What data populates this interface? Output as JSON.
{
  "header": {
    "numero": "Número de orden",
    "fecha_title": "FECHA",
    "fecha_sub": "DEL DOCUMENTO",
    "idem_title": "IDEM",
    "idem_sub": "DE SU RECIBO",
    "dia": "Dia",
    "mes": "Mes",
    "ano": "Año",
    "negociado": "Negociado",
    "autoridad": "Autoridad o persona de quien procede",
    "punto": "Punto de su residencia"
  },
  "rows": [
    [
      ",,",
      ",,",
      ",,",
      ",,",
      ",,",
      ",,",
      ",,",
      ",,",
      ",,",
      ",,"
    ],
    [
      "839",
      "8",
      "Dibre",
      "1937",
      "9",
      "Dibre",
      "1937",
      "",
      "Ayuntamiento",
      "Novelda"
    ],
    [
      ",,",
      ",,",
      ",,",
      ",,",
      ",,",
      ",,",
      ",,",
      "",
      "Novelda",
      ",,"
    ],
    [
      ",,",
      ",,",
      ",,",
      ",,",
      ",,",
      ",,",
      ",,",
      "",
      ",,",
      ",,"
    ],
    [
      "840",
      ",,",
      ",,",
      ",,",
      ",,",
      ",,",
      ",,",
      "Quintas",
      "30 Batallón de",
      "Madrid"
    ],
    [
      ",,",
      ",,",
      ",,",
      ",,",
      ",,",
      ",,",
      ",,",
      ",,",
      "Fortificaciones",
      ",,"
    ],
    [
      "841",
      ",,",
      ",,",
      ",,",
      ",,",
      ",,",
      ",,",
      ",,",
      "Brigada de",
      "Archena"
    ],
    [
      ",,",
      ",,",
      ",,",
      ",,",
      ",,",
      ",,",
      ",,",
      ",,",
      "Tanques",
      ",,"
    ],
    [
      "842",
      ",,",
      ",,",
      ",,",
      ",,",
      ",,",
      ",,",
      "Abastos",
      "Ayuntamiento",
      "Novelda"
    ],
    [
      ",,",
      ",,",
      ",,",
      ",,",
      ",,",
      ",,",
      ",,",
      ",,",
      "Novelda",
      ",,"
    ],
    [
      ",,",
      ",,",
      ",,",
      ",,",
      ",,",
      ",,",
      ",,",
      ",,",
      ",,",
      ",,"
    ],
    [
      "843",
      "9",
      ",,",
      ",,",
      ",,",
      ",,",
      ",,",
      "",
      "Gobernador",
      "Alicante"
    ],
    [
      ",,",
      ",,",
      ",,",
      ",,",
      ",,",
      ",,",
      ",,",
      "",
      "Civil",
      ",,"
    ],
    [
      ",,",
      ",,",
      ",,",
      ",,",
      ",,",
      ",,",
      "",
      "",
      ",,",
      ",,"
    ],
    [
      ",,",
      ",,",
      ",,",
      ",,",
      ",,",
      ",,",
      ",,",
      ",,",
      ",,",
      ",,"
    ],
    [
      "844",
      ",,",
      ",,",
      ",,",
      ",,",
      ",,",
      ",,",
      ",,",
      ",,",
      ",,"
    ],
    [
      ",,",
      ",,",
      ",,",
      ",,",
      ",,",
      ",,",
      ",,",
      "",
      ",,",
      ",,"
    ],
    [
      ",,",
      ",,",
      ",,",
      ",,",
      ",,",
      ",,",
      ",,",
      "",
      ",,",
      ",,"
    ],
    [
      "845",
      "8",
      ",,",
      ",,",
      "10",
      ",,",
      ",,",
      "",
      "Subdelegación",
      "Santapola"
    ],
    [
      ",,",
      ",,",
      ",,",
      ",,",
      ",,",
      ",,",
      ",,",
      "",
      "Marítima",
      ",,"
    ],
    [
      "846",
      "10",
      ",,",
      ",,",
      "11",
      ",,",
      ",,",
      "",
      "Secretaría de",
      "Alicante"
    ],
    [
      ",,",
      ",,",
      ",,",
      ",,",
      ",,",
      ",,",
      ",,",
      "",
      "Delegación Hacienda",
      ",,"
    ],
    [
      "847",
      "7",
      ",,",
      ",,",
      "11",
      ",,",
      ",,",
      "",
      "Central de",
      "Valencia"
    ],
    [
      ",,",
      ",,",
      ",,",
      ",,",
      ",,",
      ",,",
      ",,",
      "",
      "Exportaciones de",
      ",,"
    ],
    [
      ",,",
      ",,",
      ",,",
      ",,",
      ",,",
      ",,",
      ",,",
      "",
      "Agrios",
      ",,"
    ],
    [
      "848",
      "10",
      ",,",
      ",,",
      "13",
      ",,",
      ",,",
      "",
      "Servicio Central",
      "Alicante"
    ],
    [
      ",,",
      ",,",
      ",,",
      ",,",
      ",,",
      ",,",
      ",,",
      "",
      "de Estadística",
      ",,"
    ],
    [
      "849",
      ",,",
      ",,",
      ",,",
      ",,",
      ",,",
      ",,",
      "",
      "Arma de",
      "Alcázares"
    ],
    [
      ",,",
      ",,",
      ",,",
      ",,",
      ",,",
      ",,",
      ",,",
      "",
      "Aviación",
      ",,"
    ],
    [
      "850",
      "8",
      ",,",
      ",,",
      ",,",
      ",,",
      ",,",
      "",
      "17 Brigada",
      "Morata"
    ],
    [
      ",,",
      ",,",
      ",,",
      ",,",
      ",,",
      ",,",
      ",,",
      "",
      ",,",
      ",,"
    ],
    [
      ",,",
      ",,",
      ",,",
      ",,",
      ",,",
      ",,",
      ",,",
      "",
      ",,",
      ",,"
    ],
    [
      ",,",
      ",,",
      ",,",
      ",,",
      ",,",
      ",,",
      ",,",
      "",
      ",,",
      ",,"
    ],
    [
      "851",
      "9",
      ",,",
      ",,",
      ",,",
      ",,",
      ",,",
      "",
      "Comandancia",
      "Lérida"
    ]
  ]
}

== Written exercise ==
Write out the data again, exactly and in full.

== Reply to the exercise ==
What data populates this interface? Output as JSON.
{
  "header": {
    "numero": "Número de orden",
    "fecha_title": "FECHA",
    "fecha_sub": "DEL DOCUMENTO",
    "idem_title": "IDEM",
    "idem_sub": "DE SU RECIBO",
    "dia": "Dia",
    "mes": "Mes",
    "ano": "Año",
    "negociado": "Negociado",
    "autoridad": "Autoridad o persona de quien procede",
    "punto": "Punto de su residencia"
  },
  "rows": [
    [
      ",,",
      ",,",
      ",,",
      ",,",
      ",,",
      ",,",
      ",,",
      ",,",
      ",,",
      ",,"
    ],
    [
      "839",
      "8",
      "Dibre",
      "1937",
      "9",
      "Dibre",
      "1937",
      "",
      "Ayuntamiento",
      "Novelda"
    ],
    [
      ",,",
      ",,",
      ",,",
      ",,",
      ",,",
      ",,",
      ",,",
      "",
      "Novelda",
      ",,"
    ],
    [
      ",,",
      ",,",
      ",,",
      ",,",
      ",,",
      ",,",
      ",,",
      "",
      ",,",
      ",,"
    ],
    [
      "840",
      ",,",
      ",,",
      ",,",
      ",,",
      ",,",
      ",,",
      "Quintas",
      "30 Batallón de",
      "Madrid"
    ],
    [
      ",,",
      ",,",
      ",,",
      ",,",
      ",,",
      ",,",
      ",,",
      ",,",
      "Fortificaciones",
      ",,"
    ],
    [
      "841",
      ",,",
      ",,",
      ",,",
      ",,",
      ",,",
      ",,",
      ",,",
      "Brigada de",
      "Archena"
    ],
    [
      ",,",
      ",,",
      ",,",
      ",,",
      ",,",
      ",,",
      ",,",
      ",,",
      "Tanques",
      ",,"
    ],
    [
      "842",
      ",,",
      ",,",
      ",,",
      ",,",
      ",,",
      ",,",
      "Abastos",
      "Ayuntamiento",
      "Novelda"
    ],
    [
      ",,",
      ",,",
      ",,",
      ",,",
      ",,",
      ",,",
      ",,",
      ",,",
      "Novelda",
      ",,"
    ],
    [
      ",,",
      ",,",
      ",,",
      ",,",
      ",,",
      ",,",
      ",,",
      ",,",
      ",,",
      ",,"
    ],
    [
      "843",
      "9",
      ",,",
      ",,",
      ",,",
      ",,",
      ",,",
      "",
      "Gobernador",
      "Alicante"
    ],
    [
      ",,",
      ",,",
      ",,",
      ",,",
      ",,",
      ",,",
      ",,",
      "",
      "Civil",
      ",,"
    ],
    [
      ",,",
      ",,",
      ",,",
      ",,",
      ",,",
      ",,",
      "",
      "",
      ",,",
      ",,"
    ],
    [
      ",,",
      ",,",
      ",,",
      ",,",
      ",,",
      ",,",
      ",,",
      ",,",
      ",,",
      ",,"
    ],
    [
      "844",
      ",,",
      ",,",
      ",,",
      ",,",
      ",,",
      ",,",
      ",,",
      ",,",
      ",,"
    ],
    [
      ",,",
      ",,",
      ",,",
      ",,",
      ",,",
      ",,",
      ",,",
      "",
      ",,",
      ",,"
    ],
    [
      ",,",
      ",,",
      ",,",
      ",,",
      ",,",
      ",,",
      ",,",
      "",
      ",,",
      ",,"
    ],
    [
      "845",
      "8",
      ",,",
      ",,",
      "10",
      ",,",
      ",,",
      "",
      "Subdelegación",
      "Santapola"
    ],
    [
      ",,",
      ",,",
      ",,",
      ",,",
      ",,",
      ",,",
      ",,",
      "",
      "Marítima",
      ",,"
    ],
    [
      "846",
      "10",
      ",,",
      ",,",
      "11",
      ",,",
      ",,",
      "",
      "Secretaría de",
      "Alicante"
    ],
    [
      ",,",
      ",,",
      ",,",
      ",,",
      ",,",
      ",,",
      ",,",
      "",
      "Delegación Hacienda",
      ",,"
    ],
    [
      "847",
      "7",
      ",,",
      ",,",
      "11",
      ",,",
      ",,",
      "",
      "Central de",
      "Valencia"
    ],
    [
      ",,",
      ",,",
      ",,",
      ",,",
      ",,",
      ",,",
      ",,",
      "",
      "Exportaciones de",
      ",,"
    ],
    [
      ",,",
      ",,",
      ",,",
      ",,",
      ",,",
      ",,",
      ",,",
      "",
      "Agrios",
      ",,"
    ],
    [
      "848",
      "10",
      ",,",
      ",,",
      "13",
      ",,",
      ",,",
      "",
      "Servicio Central",
      "Alicante"
    ],
    [
      ",,",
      ",,",
      ",,",
      ",,",
      ",,",
      ",,",
      ",,",
      "",
      "de Estadística",
      ",,"
    ],
    [
      "849",
      ",,",
      ",,",
      ",,",
      ",,",
      ",,",
      ",,",
      "",
      "Arma de",
      "Alcázares"
    ],
    [
      ",,",
      ",,",
      ",,",
      ",,",
      ",,",
      ",,",
      ",,",
      "",
      "Aviación",
      ",,"
    ],
    [
      "850",
      "8",
      ",,",
      ",,",
      ",,",
      ",,",
      ",,",
      "",
      "17 Brigada",
      "Morata"
    ],
    [
      ",,",
      ",,",
      ",,",
      ",,",
      ",,",
      ",,",
      ",,",
      "",
      ",,",
      ",,"
    ],
    [
      ",,",
      ",,",
      ",,",
      ",,",
      ",,",
      ",,",
      ",,",
      "",
      ",,",
      ",,"
    ],
    [
      ",,",
      ",,",
      ",,",
      ",,",
      ",,",
      ",,",
      ",,",
      "",
      ",,",
      ",,"
    ],
    [
      "851",
      "9",
      ",,",
      ",,",
      ",,",
      ",,",
      ",,",
      "",
      "Comandancia",
      "Lérida"
    ]
  ]
}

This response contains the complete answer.